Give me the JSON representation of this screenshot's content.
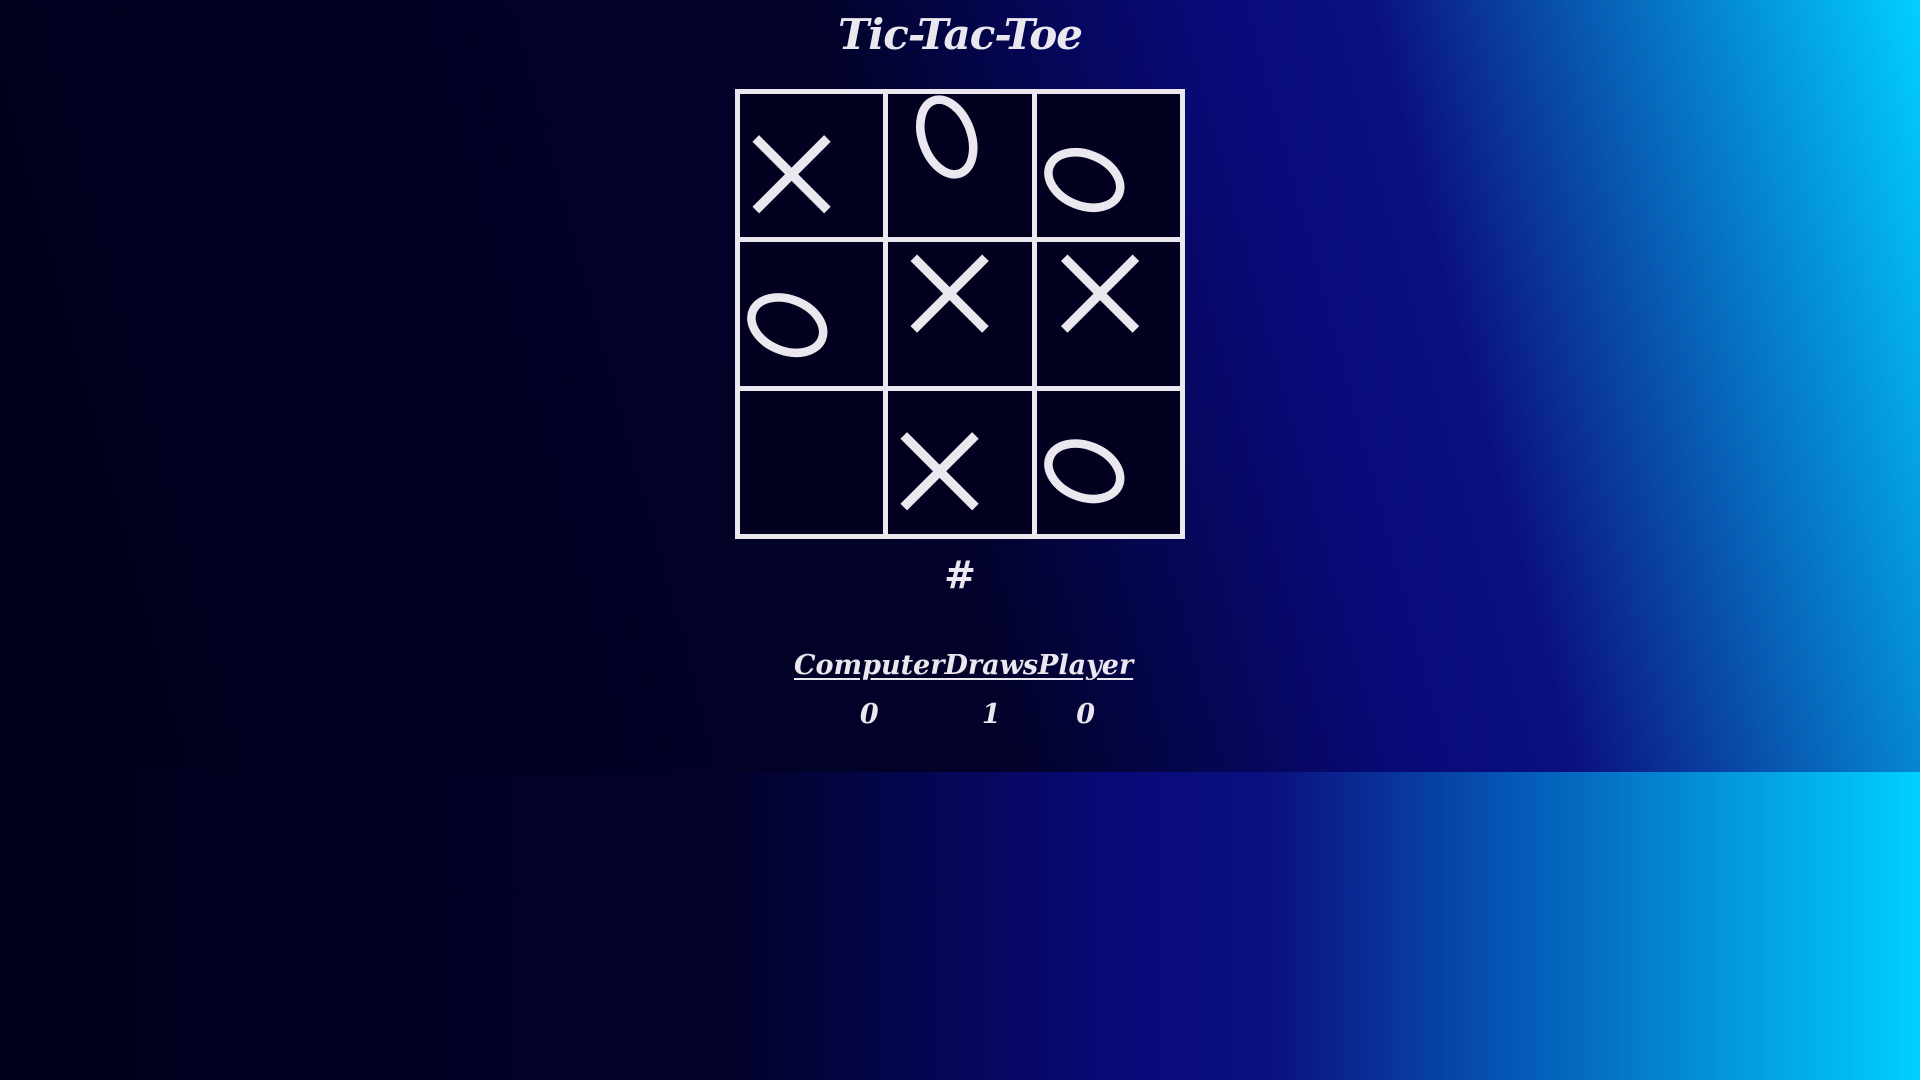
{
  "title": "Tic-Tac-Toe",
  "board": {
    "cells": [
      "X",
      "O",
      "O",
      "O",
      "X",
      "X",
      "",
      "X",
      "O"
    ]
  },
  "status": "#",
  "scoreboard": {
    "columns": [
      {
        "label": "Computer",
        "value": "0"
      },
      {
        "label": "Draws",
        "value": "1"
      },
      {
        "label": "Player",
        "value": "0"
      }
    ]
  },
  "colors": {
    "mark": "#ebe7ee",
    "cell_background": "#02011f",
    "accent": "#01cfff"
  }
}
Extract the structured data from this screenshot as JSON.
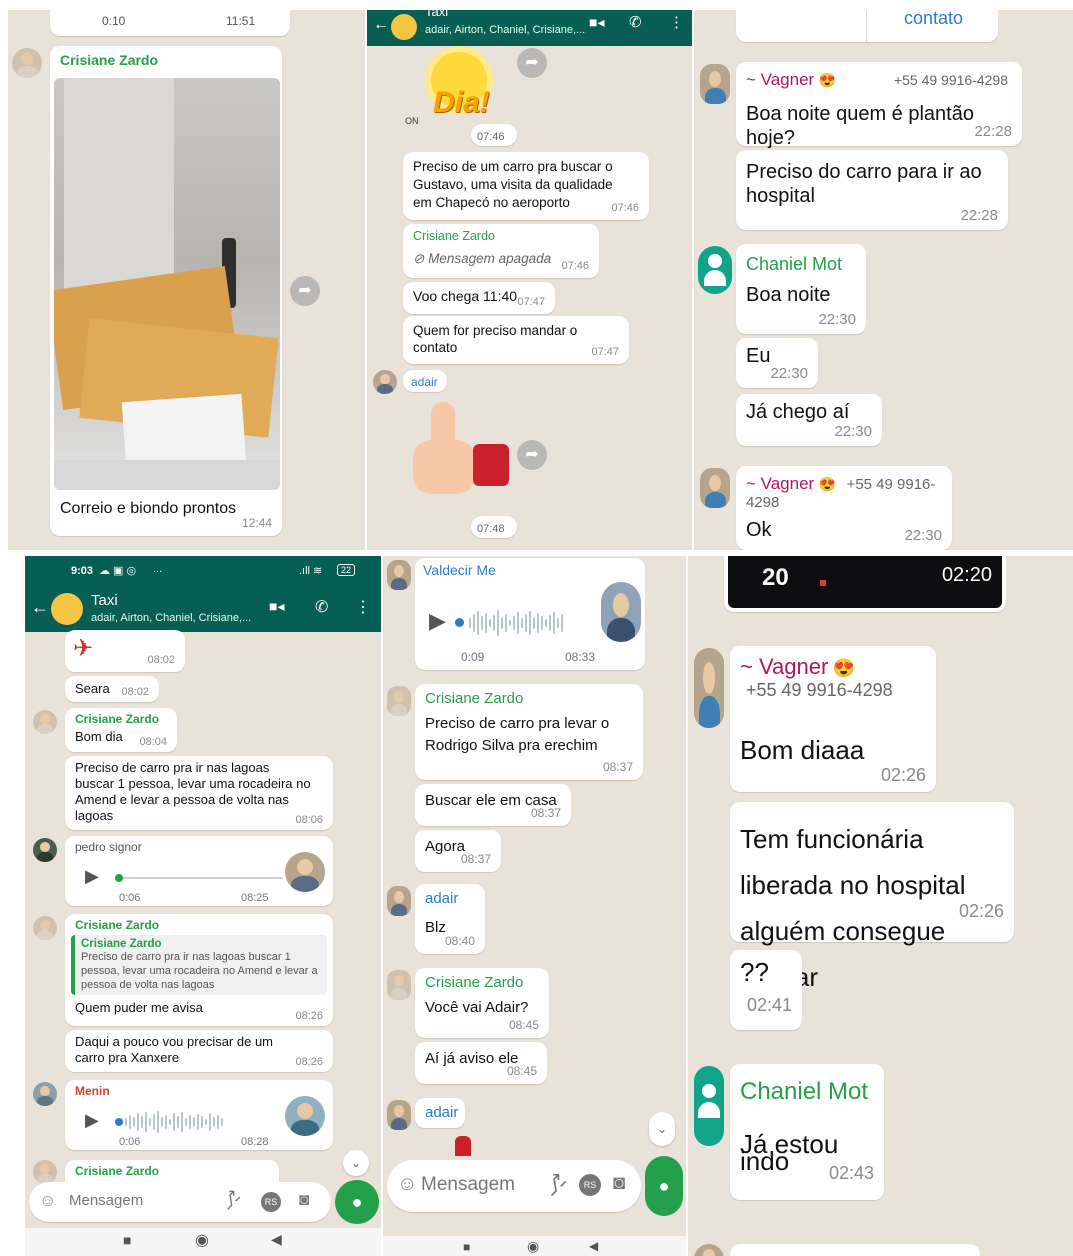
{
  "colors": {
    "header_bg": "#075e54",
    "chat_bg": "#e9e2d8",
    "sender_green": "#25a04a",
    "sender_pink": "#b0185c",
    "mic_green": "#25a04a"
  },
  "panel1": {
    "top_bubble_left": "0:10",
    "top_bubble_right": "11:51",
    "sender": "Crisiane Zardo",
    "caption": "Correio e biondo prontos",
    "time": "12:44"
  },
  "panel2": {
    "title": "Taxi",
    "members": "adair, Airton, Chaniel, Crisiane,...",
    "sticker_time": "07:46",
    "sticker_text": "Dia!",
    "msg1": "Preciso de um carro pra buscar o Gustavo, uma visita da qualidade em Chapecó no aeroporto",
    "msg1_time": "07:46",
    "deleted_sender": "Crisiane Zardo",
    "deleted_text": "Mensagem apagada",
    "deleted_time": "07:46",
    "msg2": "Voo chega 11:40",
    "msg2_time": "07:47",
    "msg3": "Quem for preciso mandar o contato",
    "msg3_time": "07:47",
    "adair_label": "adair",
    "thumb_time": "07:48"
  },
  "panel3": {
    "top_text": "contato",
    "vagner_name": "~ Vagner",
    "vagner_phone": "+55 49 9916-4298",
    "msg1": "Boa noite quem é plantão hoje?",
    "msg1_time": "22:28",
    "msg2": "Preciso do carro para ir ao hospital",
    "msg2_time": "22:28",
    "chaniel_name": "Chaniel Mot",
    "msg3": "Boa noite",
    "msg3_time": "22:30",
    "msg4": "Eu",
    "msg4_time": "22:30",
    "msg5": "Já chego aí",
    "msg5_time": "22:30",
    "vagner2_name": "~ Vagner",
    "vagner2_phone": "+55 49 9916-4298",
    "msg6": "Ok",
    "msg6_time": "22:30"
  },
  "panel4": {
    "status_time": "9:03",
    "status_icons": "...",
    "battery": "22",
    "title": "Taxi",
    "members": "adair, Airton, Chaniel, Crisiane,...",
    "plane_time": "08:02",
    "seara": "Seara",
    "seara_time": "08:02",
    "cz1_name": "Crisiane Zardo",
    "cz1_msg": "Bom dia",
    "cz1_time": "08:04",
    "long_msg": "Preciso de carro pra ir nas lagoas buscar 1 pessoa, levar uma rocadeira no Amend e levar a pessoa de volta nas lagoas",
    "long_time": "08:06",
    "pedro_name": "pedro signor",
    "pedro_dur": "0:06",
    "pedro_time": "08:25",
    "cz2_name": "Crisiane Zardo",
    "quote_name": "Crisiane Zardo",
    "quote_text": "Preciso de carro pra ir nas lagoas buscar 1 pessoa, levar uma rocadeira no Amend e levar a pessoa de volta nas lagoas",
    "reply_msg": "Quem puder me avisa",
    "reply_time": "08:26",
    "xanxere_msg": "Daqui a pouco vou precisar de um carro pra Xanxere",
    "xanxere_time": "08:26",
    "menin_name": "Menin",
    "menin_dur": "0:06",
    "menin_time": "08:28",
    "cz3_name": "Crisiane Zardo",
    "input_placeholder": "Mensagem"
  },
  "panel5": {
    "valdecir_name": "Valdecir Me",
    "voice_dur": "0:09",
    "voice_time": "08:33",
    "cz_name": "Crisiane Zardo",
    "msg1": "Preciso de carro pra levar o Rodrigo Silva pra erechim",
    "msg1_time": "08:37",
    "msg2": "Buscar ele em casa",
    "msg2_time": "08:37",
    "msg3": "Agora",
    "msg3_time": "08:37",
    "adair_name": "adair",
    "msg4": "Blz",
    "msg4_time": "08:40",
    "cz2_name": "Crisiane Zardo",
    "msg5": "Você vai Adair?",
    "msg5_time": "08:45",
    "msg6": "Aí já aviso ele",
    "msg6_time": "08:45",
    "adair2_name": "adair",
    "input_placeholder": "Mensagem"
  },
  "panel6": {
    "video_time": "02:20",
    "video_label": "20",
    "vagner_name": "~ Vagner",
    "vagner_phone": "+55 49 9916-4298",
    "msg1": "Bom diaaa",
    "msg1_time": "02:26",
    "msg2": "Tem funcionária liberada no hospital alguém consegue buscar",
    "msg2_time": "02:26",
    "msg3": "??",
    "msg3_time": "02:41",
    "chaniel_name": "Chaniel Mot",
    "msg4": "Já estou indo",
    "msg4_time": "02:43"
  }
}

────────────────

■ Exercise requirements ■
Restate the whole of the material word for word without the pictures.

■ Answer for this exercise ■
Give me the JSON representation of this screenshot's content.
{
  "title": "Tic-Tac-Toe",
  "board": {
    "cells": [
      "X",
      "O",
      "O",
      "O",
      "X",
      "X",
      "",
      "X",
      "O"
    ]
  },
  "status": "#",
  "scoreboard": {
    "columns": [
      {
        "label": "Computer",
        "value": "0"
      },
      {
        "label": "Draws",
        "value": "1"
      },
      {
        "label": "Player",
        "value": "0"
      }
    ]
  },
  "colors": {
    "mark": "#ebe7ee",
    "cell_background": "#02011f",
    "accent": "#01cfff"
  }
}
Extract the structured data from this screenshot as JSON.
{
  "colors": {
    "header_bg": "#075e54",
    "chat_bg": "#e9e2d8",
    "sender_green": "#25a04a",
    "sender_pink": "#b0185c",
    "mic_green": "#25a04a"
  },
  "panel1": {
    "top_bubble_left": "0:10",
    "top_bubble_right": "11:51",
    "sender": "Crisiane Zardo",
    "caption": "Correio e biondo prontos",
    "time": "12:44"
  },
  "panel2": {
    "title": "Taxi",
    "members": "adair, Airton, Chaniel, Crisiane,...",
    "sticker_time": "07:46",
    "sticker_text": "Dia!",
    "msg1": "Preciso de um carro pra buscar o Gustavo, uma visita da qualidade em Chapecó no aeroporto",
    "msg1_time": "07:46",
    "deleted_sender": "Crisiane Zardo",
    "deleted_text": "Mensagem apagada",
    "deleted_time": "07:46",
    "msg2": "Voo chega 11:40",
    "msg2_time": "07:47",
    "msg3": "Quem for preciso mandar o contato",
    "msg3_time": "07:47",
    "adair_label": "adair",
    "thumb_time": "07:48"
  },
  "panel3": {
    "top_text": "contato",
    "vagner_name": "~ Vagner",
    "vagner_phone": "+55 49 9916-4298",
    "msg1": "Boa noite quem é plantão hoje?",
    "msg1_time": "22:28",
    "msg2": "Preciso do carro para ir ao hospital",
    "msg2_time": "22:28",
    "chaniel_name": "Chaniel Mot",
    "msg3": "Boa noite",
    "msg3_time": "22:30",
    "msg4": "Eu",
    "msg4_time": "22:30",
    "msg5": "Já chego aí",
    "msg5_time": "22:30",
    "vagner2_name": "~ Vagner",
    "vagner2_phone": "+55 49 9916-4298",
    "msg6": "Ok",
    "msg6_time": "22:30"
  },
  "panel4": {
    "status_time": "9:03",
    "status_icons": "...",
    "battery": "22",
    "title": "Taxi",
    "members": "adair, Airton, Chaniel, Crisiane,...",
    "plane_time": "08:02",
    "seara": "Seara",
    "seara_time": "08:02",
    "cz1_name": "Crisiane Zardo",
    "cz1_msg": "Bom dia",
    "cz1_time": "08:04",
    "long_msg": "Preciso de carro pra ir nas lagoas buscar 1 pessoa, levar uma rocadeira no Amend e levar a pessoa de volta nas lagoas",
    "long_time": "08:06",
    "pedro_name": "pedro signor",
    "pedro_dur": "0:06",
    "pedro_time": "08:25",
    "cz2_name": "Crisiane Zardo",
    "quote_name": "Crisiane Zardo",
    "quote_text": "Preciso de carro pra ir nas lagoas buscar 1 pessoa, levar uma rocadeira no Amend e levar a pessoa de volta nas lagoas",
    "reply_msg": "Quem puder me avisa",
    "reply_time": "08:26",
    "xanxere_msg": "Daqui a pouco vou precisar de um carro pra Xanxere",
    "xanxere_time": "08:26",
    "menin_name": "Menin",
    "menin_dur": "0:06",
    "menin_time": "08:28",
    "cz3_name": "Crisiane Zardo",
    "input_placeholder": "Mensagem"
  },
  "panel5": {
    "valdecir_name": "Valdecir Me",
    "voice_dur": "0:09",
    "voice_time": "08:33",
    "cz_name": "Crisiane Zardo",
    "msg1": "Preciso de carro pra levar o Rodrigo Silva pra erechim",
    "msg1_time": "08:37",
    "msg2": "Buscar ele em casa",
    "msg2_time": "08:37",
    "msg3": "Agora",
    "msg3_time": "08:37",
    "adair_name": "adair",
    "msg4": "Blz",
    "msg4_time": "08:40",
    "cz2_name": "Crisiane Zardo",
    "msg5": "Você vai Adair?",
    "msg5_time": "08:45",
    "msg6": "Aí já aviso ele",
    "msg6_time": "08:45",
    "adair2_name": "adair",
    "input_placeholder": "Mensagem"
  },
  "panel6": {
    "video_time": "02:20",
    "video_label": "20",
    "vagner_name": "~ Vagner",
    "vagner_phone": "+55 49 9916-4298",
    "msg1": "Bom diaaa",
    "msg1_time": "02:26",
    "msg2": "Tem funcionária liberada no hospital alguém consegue buscar",
    "msg2_time": "02:26",
    "msg3": "??",
    "msg3_time": "02:41",
    "chaniel_name": "Chaniel Mot",
    "msg4": "Já estou indo",
    "msg4_time": "02:43"
  }
}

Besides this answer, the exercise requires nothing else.